**Stated problem:** Copy every line that contains the string "Clarence" from the entries below.

[Figure record listings]
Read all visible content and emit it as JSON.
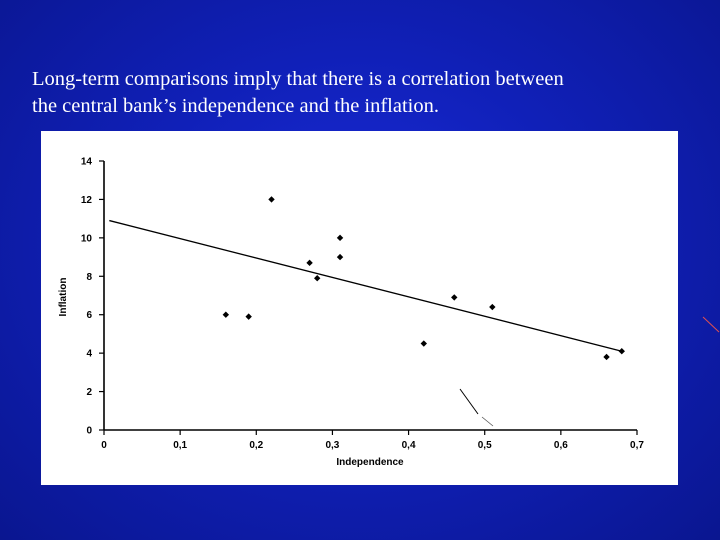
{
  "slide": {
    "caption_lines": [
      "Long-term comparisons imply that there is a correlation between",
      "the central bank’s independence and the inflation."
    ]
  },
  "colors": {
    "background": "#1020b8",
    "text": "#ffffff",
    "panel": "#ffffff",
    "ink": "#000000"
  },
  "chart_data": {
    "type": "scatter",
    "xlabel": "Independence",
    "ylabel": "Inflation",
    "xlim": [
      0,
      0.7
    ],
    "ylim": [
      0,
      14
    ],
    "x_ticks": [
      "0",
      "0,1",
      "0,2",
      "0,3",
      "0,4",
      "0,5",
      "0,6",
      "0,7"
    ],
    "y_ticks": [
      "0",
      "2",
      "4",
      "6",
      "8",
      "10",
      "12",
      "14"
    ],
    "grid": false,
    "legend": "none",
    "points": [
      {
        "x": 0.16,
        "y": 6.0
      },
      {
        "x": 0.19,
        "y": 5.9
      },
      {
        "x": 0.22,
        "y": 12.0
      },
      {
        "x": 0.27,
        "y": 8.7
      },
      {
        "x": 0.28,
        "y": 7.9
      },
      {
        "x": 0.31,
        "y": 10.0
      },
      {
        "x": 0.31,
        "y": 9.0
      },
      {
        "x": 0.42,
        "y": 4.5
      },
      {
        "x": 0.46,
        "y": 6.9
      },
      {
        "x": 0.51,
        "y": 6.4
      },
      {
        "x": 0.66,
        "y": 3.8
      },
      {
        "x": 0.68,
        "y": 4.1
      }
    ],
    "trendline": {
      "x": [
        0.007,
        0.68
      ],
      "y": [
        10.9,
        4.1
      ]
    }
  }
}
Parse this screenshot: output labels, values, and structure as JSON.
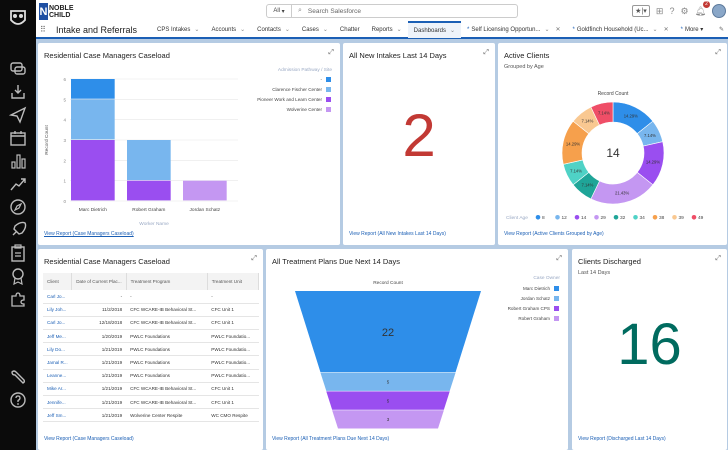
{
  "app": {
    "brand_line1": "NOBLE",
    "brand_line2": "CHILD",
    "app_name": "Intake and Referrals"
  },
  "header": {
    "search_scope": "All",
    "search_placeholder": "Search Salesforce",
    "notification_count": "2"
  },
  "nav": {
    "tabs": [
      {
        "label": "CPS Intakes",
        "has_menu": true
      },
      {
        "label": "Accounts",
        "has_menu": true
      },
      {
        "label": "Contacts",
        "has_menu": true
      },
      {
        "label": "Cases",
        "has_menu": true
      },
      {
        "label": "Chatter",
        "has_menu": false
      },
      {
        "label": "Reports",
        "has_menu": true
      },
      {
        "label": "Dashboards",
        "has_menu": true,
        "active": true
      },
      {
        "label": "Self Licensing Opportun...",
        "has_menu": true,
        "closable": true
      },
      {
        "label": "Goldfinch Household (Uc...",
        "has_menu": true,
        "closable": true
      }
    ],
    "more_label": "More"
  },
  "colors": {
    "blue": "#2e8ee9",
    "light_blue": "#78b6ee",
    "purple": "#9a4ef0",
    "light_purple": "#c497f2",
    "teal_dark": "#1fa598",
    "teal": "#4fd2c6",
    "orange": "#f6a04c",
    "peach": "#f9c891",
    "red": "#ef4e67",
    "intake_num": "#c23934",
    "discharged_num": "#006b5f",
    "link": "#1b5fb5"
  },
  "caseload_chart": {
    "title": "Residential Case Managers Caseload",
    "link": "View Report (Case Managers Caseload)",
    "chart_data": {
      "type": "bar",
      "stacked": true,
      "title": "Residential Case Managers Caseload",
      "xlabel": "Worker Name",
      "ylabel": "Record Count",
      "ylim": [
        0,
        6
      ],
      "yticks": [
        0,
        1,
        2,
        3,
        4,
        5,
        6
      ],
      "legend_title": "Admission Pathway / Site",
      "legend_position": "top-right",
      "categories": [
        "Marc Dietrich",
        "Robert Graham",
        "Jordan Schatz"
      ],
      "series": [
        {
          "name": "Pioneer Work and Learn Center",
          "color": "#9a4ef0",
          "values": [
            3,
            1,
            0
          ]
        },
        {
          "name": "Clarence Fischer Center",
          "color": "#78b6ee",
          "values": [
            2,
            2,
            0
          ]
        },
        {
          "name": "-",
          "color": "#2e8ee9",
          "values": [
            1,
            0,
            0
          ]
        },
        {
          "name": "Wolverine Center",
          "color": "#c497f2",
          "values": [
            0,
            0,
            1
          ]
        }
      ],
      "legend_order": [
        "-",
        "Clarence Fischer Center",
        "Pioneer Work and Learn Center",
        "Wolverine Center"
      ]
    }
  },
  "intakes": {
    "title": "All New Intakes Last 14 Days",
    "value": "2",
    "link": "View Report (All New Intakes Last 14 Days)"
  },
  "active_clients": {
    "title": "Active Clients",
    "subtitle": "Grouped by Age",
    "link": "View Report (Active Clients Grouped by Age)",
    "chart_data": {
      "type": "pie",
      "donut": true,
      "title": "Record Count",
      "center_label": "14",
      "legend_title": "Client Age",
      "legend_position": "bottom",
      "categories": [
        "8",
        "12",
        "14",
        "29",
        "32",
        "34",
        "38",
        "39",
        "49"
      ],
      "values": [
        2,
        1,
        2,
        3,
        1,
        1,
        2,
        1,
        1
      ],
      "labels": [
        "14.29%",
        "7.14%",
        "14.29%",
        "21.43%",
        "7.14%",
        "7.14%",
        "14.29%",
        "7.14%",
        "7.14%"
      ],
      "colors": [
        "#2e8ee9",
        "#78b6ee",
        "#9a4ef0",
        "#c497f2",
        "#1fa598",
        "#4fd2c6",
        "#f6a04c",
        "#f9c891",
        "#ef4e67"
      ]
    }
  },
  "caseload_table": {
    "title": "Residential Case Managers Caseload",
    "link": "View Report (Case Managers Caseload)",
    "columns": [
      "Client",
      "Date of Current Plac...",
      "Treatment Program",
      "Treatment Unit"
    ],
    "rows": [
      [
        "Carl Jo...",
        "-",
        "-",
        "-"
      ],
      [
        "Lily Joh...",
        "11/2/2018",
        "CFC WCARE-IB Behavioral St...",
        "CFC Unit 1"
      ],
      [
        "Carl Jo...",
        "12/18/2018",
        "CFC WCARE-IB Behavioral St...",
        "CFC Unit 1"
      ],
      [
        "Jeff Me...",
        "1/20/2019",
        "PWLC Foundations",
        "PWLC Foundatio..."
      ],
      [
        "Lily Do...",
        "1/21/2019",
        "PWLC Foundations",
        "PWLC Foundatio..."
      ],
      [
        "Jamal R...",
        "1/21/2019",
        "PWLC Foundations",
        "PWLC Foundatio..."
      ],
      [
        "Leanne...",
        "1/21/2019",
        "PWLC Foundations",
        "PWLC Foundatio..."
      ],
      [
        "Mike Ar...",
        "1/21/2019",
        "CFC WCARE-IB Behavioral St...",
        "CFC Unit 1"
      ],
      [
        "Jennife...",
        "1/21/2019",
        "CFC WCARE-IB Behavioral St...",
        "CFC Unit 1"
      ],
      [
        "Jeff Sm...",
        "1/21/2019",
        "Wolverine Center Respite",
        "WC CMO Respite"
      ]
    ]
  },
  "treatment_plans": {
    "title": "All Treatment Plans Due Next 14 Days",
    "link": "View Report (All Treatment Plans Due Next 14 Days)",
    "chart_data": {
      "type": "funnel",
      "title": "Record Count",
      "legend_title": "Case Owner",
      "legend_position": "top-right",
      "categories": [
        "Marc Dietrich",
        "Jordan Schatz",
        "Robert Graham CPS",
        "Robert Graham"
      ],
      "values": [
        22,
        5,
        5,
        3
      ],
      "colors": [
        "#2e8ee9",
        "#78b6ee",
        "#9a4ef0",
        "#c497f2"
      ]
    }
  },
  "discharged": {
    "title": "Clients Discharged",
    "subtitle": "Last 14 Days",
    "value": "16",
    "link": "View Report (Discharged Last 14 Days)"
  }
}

* * *

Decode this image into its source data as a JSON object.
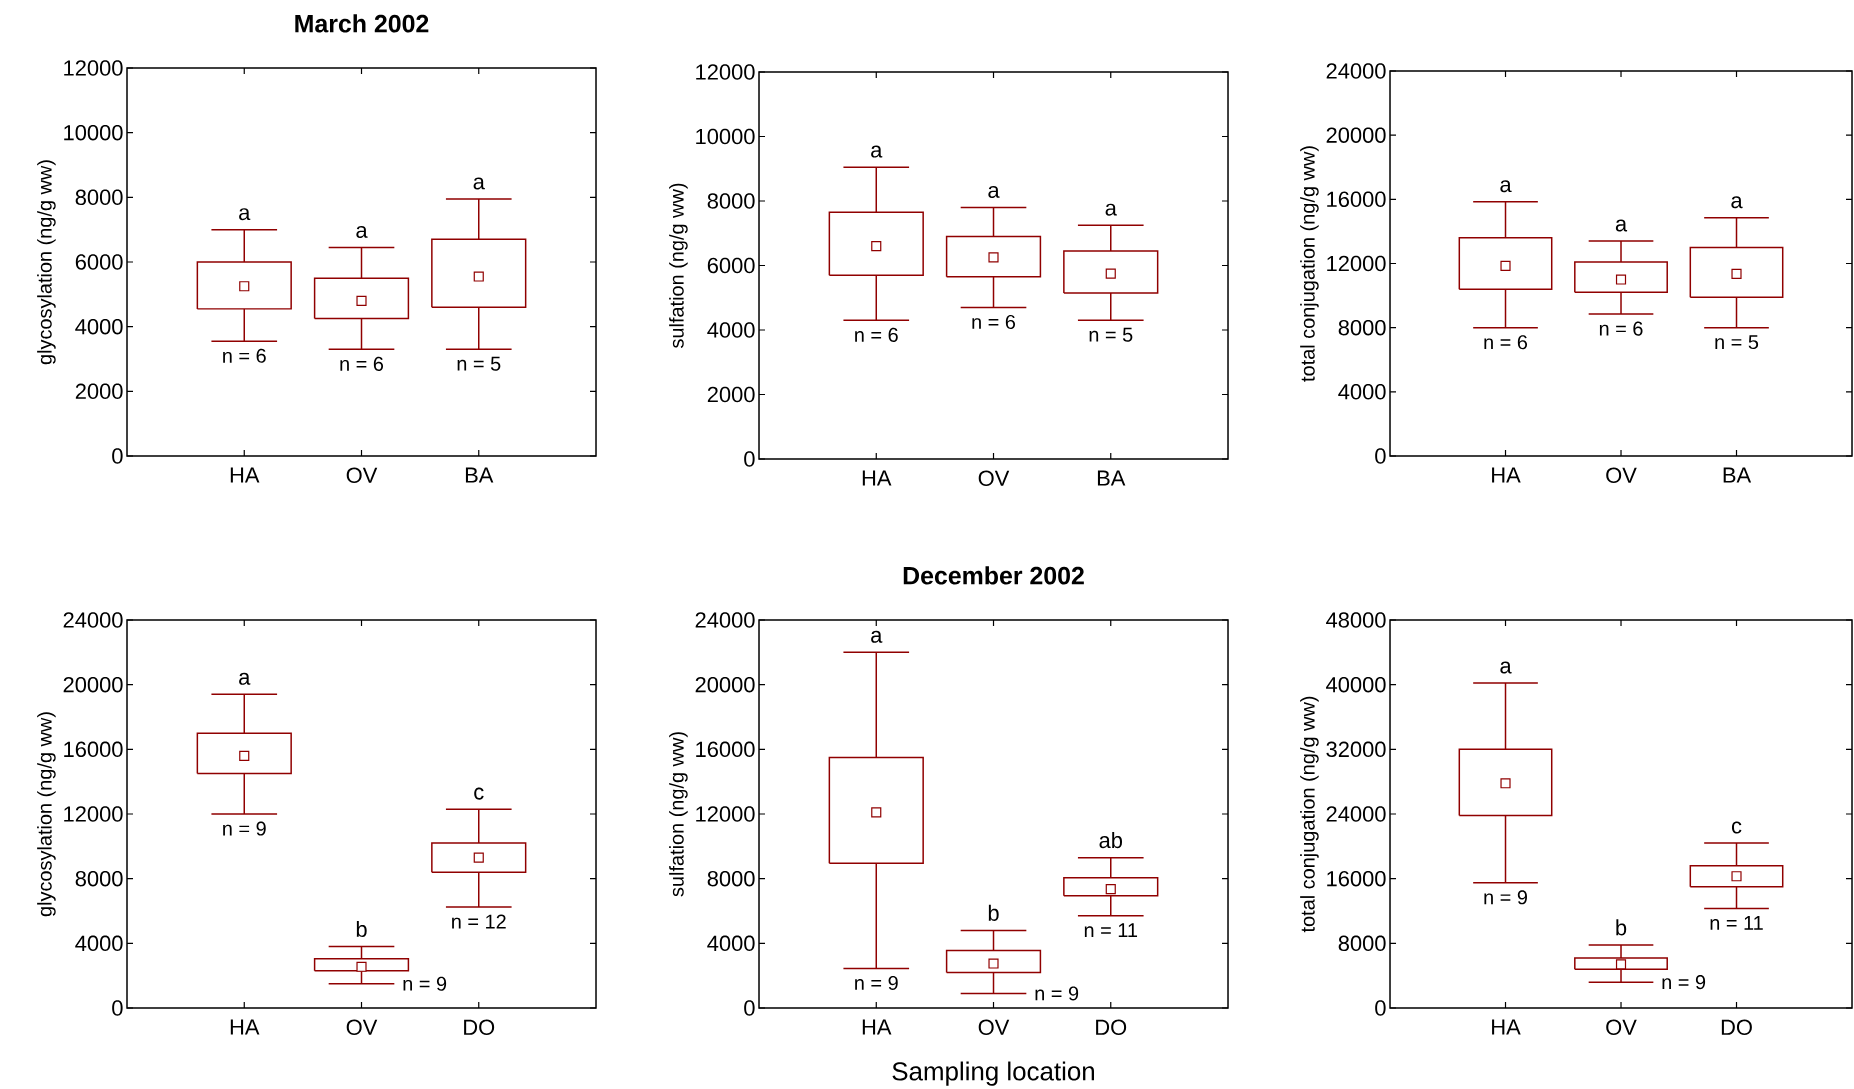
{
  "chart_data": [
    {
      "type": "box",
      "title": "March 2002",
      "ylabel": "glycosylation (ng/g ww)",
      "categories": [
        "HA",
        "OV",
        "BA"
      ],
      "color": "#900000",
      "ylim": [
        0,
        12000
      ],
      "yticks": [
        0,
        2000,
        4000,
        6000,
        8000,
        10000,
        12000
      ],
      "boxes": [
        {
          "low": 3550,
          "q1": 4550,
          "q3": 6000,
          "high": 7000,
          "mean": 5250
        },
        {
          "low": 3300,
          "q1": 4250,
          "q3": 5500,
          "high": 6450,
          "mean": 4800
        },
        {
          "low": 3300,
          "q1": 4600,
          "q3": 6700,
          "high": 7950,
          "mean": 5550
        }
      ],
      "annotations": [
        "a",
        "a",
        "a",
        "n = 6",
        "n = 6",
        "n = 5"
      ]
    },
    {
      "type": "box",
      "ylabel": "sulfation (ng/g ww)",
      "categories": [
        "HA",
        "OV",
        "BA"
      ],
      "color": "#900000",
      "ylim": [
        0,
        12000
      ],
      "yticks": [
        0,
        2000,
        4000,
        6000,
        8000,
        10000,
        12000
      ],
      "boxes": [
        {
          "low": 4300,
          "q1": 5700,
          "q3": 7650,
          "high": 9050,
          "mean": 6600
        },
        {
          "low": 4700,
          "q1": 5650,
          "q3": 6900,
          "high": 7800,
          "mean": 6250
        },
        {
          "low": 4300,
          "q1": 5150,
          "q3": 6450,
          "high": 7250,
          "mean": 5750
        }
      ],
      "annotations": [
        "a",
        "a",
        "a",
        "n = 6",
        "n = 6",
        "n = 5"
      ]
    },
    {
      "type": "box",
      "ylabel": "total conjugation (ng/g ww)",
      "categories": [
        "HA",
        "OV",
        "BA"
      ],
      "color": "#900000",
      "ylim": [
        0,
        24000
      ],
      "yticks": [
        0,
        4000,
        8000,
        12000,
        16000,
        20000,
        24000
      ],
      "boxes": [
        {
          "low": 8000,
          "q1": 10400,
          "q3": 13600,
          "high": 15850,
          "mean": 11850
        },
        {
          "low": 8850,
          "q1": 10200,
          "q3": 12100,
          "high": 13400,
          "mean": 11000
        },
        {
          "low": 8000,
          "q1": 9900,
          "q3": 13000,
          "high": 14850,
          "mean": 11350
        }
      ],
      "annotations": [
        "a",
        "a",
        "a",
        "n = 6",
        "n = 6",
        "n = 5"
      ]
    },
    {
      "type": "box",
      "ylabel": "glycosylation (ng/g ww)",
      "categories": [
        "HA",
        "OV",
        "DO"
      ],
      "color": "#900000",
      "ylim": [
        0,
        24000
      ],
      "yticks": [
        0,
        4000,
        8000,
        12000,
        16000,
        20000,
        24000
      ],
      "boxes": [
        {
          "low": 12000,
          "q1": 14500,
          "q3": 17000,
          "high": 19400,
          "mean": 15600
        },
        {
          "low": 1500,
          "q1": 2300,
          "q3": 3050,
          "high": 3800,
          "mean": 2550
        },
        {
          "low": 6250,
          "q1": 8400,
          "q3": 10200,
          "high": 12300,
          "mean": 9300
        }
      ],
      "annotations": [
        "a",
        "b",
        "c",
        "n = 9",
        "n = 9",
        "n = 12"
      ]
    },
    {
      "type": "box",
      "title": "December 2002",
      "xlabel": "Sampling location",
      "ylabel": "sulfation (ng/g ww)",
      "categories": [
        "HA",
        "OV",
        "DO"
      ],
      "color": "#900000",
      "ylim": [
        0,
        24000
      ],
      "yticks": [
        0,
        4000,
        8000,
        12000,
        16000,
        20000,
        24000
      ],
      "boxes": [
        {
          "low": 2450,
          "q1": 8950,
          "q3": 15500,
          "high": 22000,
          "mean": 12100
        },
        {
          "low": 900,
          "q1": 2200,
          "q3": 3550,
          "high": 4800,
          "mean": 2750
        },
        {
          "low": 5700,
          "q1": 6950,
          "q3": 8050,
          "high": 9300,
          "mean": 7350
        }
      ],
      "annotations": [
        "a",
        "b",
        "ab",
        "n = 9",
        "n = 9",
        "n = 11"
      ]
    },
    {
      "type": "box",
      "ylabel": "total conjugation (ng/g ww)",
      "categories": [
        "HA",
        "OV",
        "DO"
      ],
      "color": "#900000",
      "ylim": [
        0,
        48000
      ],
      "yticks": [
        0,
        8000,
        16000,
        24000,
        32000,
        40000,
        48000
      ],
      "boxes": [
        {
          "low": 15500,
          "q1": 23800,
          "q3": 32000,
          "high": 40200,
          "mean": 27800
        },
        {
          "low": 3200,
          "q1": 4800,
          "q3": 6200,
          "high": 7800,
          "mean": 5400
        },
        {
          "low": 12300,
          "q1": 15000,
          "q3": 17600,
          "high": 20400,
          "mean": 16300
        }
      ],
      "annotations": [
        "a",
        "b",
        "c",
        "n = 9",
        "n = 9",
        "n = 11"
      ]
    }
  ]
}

**Reply to the task:**
          "name": "Clarence Fischer Center",
        "Clarence Fischer Center",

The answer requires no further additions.